WORK REQUIRED: Look through the records below and say how many lines include "page". Give only that number.

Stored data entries
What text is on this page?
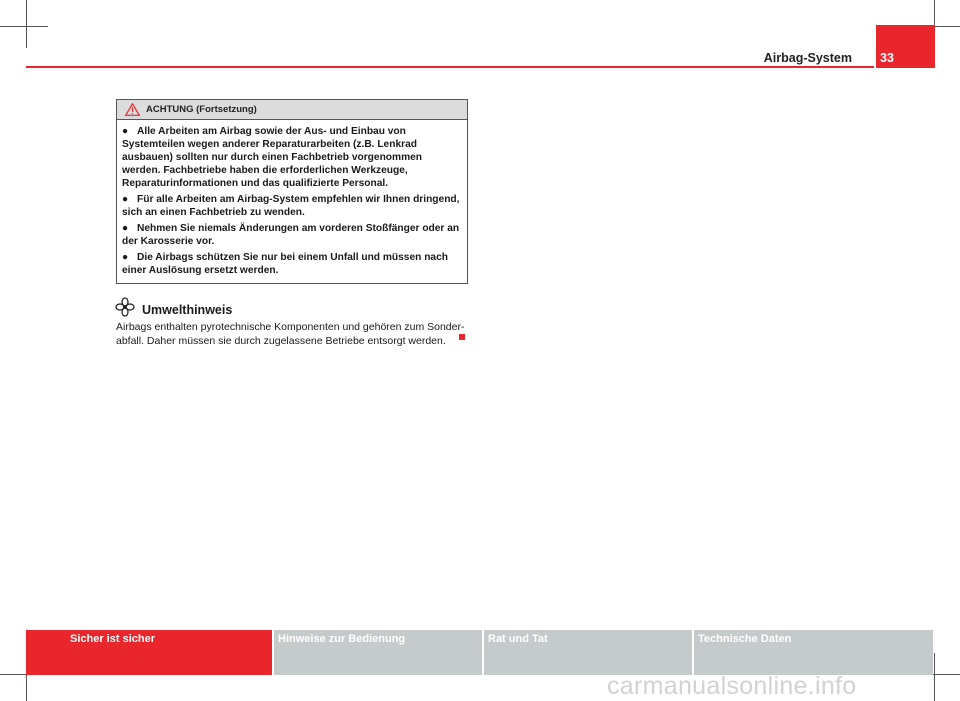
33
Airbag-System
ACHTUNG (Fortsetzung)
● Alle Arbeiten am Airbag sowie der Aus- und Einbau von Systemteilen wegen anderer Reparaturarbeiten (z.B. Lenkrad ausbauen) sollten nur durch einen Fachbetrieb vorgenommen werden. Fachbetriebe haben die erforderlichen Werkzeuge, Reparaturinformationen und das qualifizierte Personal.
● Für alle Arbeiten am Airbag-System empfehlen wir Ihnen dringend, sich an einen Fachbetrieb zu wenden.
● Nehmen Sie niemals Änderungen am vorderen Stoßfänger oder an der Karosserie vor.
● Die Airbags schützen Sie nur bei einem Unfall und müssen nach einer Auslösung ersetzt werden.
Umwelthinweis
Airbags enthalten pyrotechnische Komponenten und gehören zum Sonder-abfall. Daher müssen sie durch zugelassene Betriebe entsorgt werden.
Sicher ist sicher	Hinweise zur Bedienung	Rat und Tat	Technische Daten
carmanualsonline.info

* * *

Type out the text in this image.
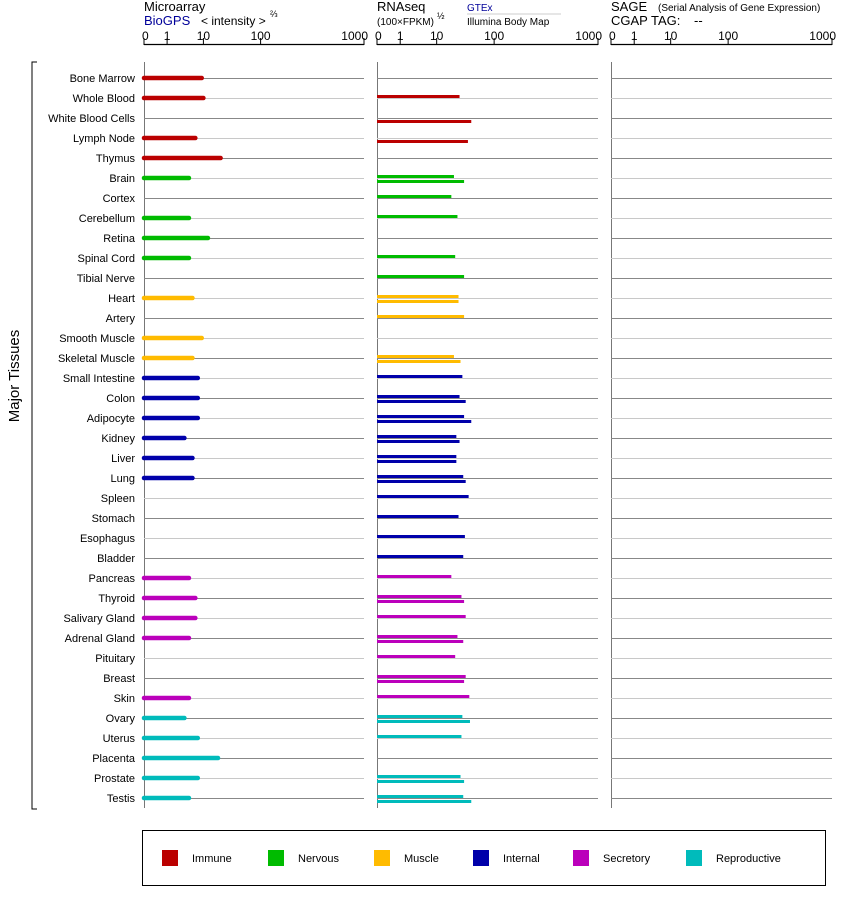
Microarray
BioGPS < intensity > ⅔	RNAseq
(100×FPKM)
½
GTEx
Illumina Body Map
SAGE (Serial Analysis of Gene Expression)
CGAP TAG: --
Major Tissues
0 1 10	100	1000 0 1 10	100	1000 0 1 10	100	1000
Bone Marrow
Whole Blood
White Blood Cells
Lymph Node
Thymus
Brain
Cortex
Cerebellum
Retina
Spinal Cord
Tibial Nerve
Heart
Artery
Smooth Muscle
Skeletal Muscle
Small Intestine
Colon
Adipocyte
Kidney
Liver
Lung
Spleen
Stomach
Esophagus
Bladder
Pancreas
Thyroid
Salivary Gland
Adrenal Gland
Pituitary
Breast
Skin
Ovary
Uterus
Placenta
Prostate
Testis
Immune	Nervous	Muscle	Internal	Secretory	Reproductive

...

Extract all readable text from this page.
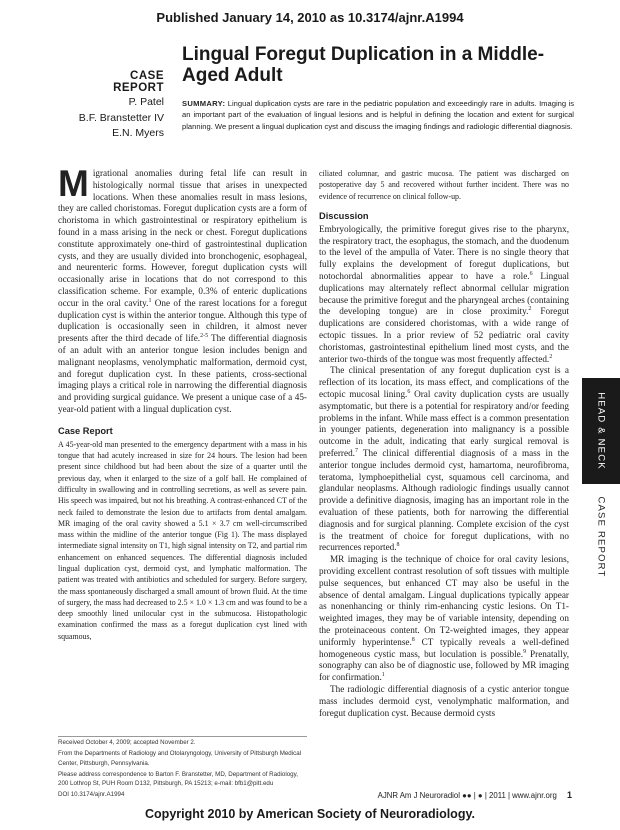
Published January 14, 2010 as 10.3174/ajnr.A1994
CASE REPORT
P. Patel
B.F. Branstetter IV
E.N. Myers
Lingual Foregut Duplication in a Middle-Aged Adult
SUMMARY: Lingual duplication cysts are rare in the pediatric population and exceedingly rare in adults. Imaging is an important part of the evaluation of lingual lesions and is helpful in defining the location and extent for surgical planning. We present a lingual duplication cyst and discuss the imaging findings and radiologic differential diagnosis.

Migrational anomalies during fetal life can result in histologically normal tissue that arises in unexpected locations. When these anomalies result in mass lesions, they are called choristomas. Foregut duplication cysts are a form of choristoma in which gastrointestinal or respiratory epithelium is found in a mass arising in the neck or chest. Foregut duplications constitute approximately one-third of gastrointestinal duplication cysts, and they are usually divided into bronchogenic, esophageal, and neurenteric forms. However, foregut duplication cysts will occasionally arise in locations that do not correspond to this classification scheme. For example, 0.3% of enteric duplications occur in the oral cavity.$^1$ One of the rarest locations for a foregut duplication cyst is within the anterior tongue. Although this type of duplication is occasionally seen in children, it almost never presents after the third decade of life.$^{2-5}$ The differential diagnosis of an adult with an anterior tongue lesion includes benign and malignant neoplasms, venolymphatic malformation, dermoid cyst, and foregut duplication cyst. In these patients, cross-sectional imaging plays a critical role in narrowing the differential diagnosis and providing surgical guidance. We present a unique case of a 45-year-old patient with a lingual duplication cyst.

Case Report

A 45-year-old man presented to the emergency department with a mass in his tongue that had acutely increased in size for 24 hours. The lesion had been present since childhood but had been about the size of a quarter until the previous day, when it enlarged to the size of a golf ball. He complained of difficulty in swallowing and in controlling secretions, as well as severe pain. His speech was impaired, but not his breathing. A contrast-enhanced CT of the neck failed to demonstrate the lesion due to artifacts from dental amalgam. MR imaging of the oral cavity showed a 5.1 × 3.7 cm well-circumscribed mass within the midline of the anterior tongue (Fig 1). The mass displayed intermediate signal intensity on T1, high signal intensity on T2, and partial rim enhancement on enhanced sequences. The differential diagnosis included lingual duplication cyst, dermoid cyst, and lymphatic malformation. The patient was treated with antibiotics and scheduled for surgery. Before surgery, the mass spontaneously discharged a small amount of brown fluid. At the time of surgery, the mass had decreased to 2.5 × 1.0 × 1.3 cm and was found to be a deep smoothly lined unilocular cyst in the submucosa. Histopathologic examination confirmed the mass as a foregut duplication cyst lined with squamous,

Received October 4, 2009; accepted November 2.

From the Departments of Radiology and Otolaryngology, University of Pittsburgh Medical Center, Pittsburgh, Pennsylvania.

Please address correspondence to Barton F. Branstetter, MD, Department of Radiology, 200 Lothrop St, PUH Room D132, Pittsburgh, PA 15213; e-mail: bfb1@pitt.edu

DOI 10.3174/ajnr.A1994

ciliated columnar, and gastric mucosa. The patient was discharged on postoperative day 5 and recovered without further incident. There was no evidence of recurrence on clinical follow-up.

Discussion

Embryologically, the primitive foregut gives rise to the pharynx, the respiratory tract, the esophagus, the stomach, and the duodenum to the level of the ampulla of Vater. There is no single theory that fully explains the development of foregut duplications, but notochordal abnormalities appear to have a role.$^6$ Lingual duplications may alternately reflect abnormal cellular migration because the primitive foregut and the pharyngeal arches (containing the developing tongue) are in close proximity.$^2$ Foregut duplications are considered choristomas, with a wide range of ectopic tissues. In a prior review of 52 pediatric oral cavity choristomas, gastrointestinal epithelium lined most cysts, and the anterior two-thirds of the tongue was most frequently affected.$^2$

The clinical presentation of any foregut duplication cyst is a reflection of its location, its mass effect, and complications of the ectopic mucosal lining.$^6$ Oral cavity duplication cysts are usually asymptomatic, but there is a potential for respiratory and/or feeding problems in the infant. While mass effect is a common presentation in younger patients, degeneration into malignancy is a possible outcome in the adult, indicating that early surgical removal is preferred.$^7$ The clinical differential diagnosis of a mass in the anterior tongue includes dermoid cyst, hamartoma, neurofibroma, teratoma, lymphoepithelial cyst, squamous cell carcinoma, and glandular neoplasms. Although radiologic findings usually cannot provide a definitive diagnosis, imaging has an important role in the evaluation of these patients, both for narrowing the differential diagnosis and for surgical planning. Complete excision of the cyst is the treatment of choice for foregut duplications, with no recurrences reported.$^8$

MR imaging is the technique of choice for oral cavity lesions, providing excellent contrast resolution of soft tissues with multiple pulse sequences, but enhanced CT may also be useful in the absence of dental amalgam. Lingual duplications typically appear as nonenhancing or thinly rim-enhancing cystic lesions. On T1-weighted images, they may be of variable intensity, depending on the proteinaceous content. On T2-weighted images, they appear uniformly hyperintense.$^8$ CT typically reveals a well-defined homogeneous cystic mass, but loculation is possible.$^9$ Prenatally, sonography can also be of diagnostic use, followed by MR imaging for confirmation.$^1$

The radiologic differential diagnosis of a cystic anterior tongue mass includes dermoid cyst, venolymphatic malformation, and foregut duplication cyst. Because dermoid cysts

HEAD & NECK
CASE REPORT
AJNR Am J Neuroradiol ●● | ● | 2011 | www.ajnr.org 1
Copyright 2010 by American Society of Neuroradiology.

EXERCISE ANSWER: 2